***** EXERCISE MATERIAL *****
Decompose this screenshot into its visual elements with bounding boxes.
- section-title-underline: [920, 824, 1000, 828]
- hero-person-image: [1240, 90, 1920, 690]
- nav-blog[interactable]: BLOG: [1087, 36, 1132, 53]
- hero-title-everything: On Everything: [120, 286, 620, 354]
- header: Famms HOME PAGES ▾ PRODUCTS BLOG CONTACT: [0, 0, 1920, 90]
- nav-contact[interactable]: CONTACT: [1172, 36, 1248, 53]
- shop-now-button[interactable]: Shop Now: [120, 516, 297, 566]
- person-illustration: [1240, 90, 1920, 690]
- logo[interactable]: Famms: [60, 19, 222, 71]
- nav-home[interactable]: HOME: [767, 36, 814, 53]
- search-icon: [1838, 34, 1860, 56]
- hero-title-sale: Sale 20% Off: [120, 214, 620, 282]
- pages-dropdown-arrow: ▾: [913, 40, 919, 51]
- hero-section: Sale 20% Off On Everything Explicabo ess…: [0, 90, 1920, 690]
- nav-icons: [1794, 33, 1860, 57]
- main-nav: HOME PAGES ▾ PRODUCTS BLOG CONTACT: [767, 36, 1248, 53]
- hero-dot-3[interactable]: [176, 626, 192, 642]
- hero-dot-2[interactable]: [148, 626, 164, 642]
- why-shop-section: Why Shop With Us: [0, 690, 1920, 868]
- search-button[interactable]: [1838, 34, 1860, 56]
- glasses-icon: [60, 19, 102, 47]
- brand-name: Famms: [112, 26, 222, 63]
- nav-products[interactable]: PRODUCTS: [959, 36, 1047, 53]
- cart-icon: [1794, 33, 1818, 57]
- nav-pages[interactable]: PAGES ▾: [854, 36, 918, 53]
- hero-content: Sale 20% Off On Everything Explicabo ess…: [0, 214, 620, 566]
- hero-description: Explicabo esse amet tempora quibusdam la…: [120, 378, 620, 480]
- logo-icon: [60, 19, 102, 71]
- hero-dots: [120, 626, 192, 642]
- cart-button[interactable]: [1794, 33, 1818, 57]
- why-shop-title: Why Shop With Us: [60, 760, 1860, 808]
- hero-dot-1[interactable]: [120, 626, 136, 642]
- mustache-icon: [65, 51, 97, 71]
*****
Print, word for word, the stretch of the records from the start through the line that contains "- hero-dot-2[interactable]: [148, 626, 164, 642]".

RESULT OF THE TASK ::
Decompose this screenshot into its visual elements with bounding boxes.
- section-title-underline: [920, 824, 1000, 828]
- hero-person-image: [1240, 90, 1920, 690]
- nav-blog[interactable]: BLOG: [1087, 36, 1132, 53]
- hero-title-everything: On Everything: [120, 286, 620, 354]
- header: Famms HOME PAGES ▾ PRODUCTS BLOG CONTACT: [0, 0, 1920, 90]
- nav-contact[interactable]: CONTACT: [1172, 36, 1248, 53]
- shop-now-button[interactable]: Shop Now: [120, 516, 297, 566]
- person-illustration: [1240, 90, 1920, 690]
- logo[interactable]: Famms: [60, 19, 222, 71]
- nav-home[interactable]: HOME: [767, 36, 814, 53]
- search-icon: [1838, 34, 1860, 56]
- hero-title-sale: Sale 20% Off: [120, 214, 620, 282]
- pages-dropdown-arrow: ▾: [913, 40, 919, 51]
- hero-section: Sale 20% Off On Everything Explicabo ess…: [0, 90, 1920, 690]
- nav-icons: [1794, 33, 1860, 57]
- main-nav: HOME PAGES ▾ PRODUCTS BLOG CONTACT: [767, 36, 1248, 53]
- hero-dot-3[interactable]: [176, 626, 192, 642]
- hero-dot-2[interactable]: [148, 626, 164, 642]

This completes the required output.